§ **Stored records**:
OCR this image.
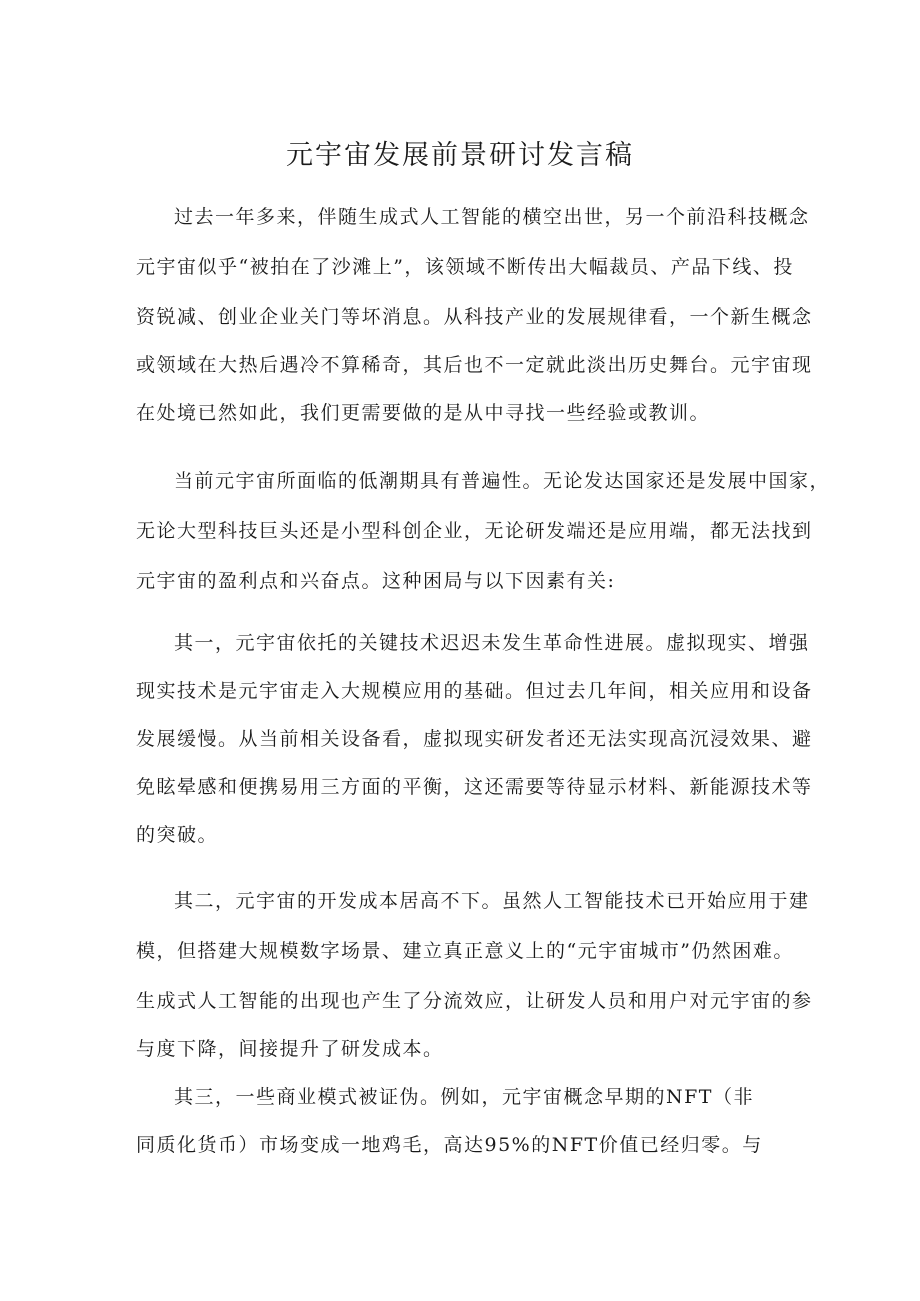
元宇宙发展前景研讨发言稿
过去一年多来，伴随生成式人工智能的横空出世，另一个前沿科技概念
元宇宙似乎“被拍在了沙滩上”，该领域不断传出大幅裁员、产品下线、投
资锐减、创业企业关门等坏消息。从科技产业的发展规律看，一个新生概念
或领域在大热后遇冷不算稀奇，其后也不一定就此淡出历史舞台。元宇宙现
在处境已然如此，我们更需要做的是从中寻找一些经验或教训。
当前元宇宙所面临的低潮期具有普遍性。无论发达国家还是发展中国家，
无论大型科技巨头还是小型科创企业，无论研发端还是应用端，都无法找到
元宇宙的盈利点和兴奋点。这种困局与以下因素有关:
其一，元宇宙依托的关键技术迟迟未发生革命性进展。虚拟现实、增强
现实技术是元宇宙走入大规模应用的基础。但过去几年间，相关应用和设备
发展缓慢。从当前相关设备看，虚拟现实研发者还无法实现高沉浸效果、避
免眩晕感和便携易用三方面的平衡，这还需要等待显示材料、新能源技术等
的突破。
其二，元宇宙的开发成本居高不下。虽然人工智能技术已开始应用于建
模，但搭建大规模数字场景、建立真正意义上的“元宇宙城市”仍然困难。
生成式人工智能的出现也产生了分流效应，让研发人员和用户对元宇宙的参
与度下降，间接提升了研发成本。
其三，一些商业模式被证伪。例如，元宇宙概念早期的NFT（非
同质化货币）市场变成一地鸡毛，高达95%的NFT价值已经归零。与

§ **TASK OBJECTIVE**: Leave the pictures out and output the rest of the listing exactly.

§ **RESPONSE TO THIS TASK**:
OCR this image.
元宇宙发展前景研讨发言稿
过去一年多来，伴随生成式人工智能的横空出世，另一个前沿科技概念
元宇宙似乎“被拍在了沙滩上”，该领域不断传出大幅裁员、产品下线、投
资锐减、创业企业关门等坏消息。从科技产业的发展规律看，一个新生概念
或领域在大热后遇冷不算稀奇，其后也不一定就此淡出历史舞台。元宇宙现
在处境已然如此，我们更需要做的是从中寻找一些经验或教训。
当前元宇宙所面临的低潮期具有普遍性。无论发达国家还是发展中国家，
无论大型科技巨头还是小型科创企业，无论研发端还是应用端，都无法找到
元宇宙的盈利点和兴奋点。这种困局与以下因素有关:
其一，元宇宙依托的关键技术迟迟未发生革命性进展。虚拟现实、增强
现实技术是元宇宙走入大规模应用的基础。但过去几年间，相关应用和设备
发展缓慢。从当前相关设备看，虚拟现实研发者还无法实现高沉浸效果、避
免眩晕感和便携易用三方面的平衡，这还需要等待显示材料、新能源技术等
的突破。
其二，元宇宙的开发成本居高不下。虽然人工智能技术已开始应用于建
模，但搭建大规模数字场景、建立真正意义上的“元宇宙城市”仍然困难。
生成式人工智能的出现也产生了分流效应，让研发人员和用户对元宇宙的参
与度下降，间接提升了研发成本。
其三，一些商业模式被证伪。例如，元宇宙概念早期的NFT（非
同质化货币）市场变成一地鸡毛，高达95%的NFT价值已经归零。与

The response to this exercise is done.